## BEGIN Exercise materials
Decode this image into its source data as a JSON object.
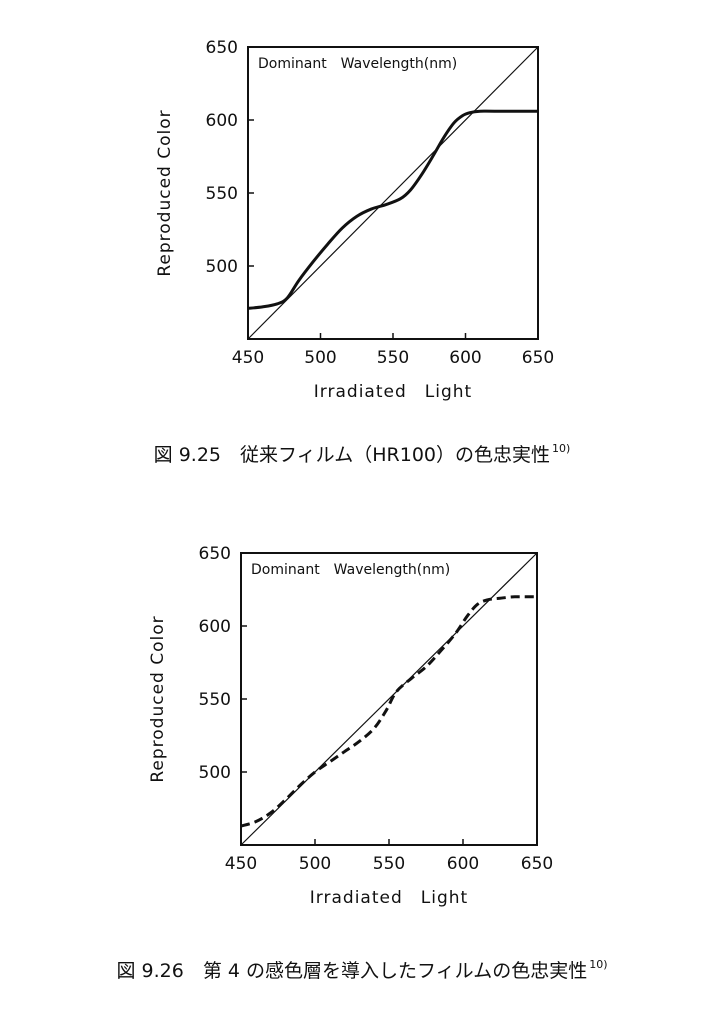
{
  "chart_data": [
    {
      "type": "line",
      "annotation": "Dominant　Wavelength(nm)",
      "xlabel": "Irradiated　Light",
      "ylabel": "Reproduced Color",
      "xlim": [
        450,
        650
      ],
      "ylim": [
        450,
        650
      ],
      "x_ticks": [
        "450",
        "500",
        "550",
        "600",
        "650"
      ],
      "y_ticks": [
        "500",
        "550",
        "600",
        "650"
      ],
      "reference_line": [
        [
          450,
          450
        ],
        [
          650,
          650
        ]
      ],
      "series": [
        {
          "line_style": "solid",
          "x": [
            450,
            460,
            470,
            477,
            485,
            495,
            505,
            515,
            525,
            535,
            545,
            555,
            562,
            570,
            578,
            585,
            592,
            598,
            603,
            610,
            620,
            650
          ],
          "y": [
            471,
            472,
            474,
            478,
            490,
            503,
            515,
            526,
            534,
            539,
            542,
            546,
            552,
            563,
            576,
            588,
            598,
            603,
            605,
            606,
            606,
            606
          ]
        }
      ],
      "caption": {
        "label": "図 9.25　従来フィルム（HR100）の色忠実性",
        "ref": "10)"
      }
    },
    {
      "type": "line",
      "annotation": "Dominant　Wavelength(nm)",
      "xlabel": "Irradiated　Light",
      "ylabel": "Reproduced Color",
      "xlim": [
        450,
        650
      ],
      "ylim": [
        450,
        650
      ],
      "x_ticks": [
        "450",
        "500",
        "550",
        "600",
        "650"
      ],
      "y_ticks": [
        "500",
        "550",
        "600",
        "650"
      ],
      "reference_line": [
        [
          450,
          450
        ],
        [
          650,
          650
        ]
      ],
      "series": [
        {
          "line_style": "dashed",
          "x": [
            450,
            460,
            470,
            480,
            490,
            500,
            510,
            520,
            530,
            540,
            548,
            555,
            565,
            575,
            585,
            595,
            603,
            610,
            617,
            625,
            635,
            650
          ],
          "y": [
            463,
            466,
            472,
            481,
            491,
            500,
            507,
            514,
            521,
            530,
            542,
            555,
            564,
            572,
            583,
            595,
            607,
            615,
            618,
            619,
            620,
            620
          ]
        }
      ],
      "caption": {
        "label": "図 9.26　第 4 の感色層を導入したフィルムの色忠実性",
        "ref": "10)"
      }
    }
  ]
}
## END Exercise materials
## BEGIN Exercise materials
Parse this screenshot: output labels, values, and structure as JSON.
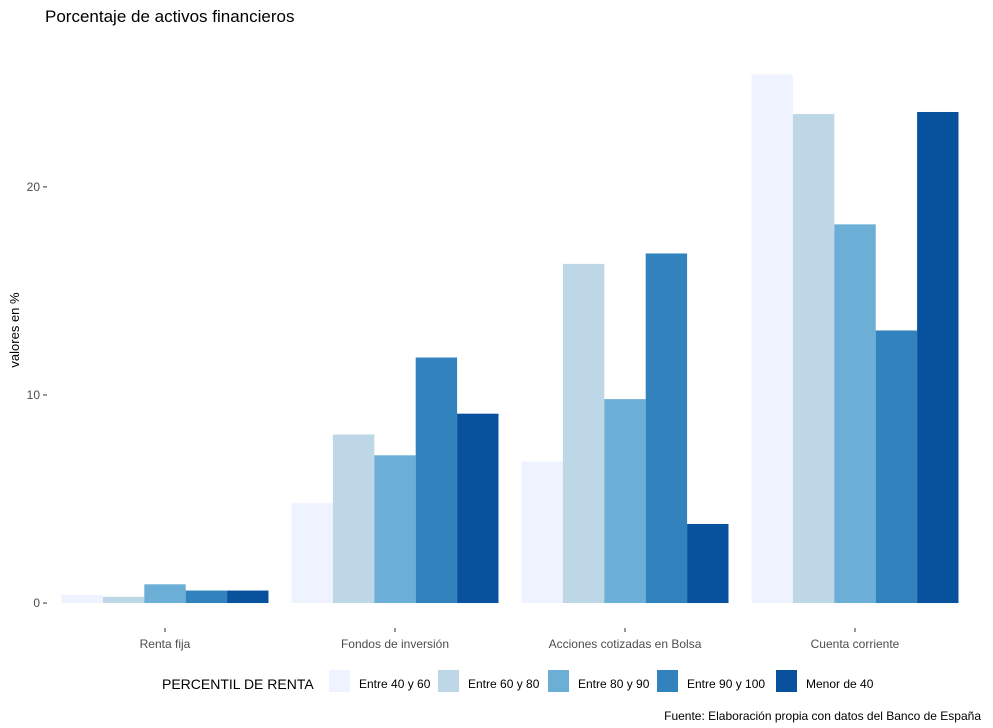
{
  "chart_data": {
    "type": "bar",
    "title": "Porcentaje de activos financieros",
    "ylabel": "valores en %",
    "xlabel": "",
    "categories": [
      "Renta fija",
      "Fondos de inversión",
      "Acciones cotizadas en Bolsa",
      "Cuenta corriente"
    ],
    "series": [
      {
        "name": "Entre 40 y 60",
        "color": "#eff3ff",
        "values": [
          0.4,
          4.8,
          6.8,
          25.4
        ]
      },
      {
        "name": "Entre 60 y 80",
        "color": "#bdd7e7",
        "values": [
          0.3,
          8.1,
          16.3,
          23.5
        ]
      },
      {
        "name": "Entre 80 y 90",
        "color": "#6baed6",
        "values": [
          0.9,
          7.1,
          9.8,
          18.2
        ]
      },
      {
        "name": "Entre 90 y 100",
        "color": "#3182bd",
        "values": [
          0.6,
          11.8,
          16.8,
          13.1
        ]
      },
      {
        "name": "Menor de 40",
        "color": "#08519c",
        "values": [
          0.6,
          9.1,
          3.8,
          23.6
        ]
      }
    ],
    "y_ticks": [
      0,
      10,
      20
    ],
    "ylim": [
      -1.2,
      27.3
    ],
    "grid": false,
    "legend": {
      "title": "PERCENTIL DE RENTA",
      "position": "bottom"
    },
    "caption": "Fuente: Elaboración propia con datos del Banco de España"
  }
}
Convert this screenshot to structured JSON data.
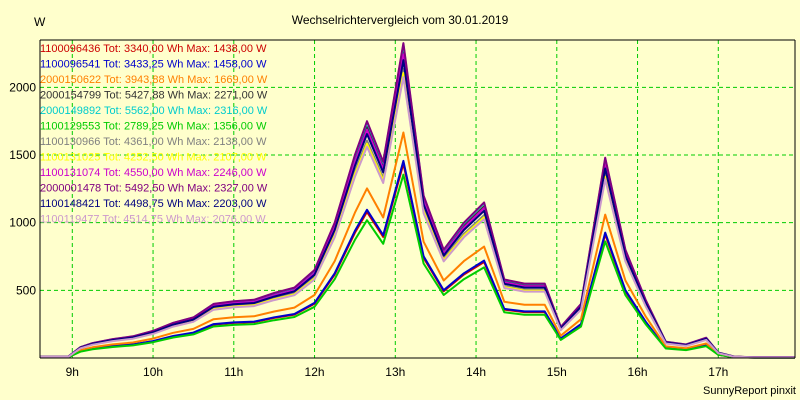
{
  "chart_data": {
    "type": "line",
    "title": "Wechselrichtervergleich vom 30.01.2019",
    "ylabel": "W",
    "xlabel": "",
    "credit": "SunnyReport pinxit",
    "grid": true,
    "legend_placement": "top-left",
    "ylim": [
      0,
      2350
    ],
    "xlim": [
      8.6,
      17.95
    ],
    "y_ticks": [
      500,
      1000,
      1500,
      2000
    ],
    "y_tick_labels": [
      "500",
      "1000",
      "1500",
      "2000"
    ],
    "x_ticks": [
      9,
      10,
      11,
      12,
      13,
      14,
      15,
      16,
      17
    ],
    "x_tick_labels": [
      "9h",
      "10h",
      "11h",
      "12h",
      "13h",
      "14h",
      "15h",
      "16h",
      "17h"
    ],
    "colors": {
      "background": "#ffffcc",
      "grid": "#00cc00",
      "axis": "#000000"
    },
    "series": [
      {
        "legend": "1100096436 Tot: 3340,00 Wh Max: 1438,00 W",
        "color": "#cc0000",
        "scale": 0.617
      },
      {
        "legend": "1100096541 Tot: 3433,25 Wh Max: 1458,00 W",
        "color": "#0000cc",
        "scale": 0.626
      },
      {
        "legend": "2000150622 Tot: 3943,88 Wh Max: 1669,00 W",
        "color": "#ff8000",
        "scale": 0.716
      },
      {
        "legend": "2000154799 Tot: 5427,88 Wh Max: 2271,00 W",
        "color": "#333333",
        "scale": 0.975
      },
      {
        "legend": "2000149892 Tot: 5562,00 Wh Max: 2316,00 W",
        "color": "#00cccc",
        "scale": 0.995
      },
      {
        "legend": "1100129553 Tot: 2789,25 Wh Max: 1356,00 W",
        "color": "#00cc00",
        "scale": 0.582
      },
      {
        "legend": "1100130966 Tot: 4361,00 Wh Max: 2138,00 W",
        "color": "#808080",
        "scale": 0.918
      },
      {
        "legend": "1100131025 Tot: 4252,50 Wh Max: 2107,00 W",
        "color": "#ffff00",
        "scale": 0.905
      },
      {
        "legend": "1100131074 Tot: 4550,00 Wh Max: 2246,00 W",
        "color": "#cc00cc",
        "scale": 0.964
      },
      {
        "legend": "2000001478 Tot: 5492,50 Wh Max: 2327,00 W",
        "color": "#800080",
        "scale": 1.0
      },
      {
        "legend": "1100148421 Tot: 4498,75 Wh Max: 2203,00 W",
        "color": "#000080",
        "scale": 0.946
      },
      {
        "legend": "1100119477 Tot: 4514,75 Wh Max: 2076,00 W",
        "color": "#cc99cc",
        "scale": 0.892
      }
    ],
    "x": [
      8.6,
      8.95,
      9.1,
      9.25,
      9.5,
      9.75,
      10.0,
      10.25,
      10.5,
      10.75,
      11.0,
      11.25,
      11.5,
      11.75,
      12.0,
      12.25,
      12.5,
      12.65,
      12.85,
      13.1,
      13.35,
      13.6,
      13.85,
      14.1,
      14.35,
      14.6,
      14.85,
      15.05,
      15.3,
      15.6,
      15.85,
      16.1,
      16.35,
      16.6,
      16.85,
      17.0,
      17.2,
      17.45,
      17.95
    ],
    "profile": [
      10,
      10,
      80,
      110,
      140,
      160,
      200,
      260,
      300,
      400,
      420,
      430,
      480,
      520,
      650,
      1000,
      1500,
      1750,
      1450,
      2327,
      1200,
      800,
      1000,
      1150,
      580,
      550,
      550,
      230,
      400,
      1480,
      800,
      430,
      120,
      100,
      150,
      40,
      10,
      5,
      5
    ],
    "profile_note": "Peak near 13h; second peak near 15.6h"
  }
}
## END Exercise materials
• _To be done_: Whenever "title" turns up in a line, pick that line out.

• _Complete answer_:
    "title": "Porcentaje de activos financieros",
      "title": "PERCENTIL DE RENTA",
    "title": "Wechselrichtervergleich vom 30.01.2019",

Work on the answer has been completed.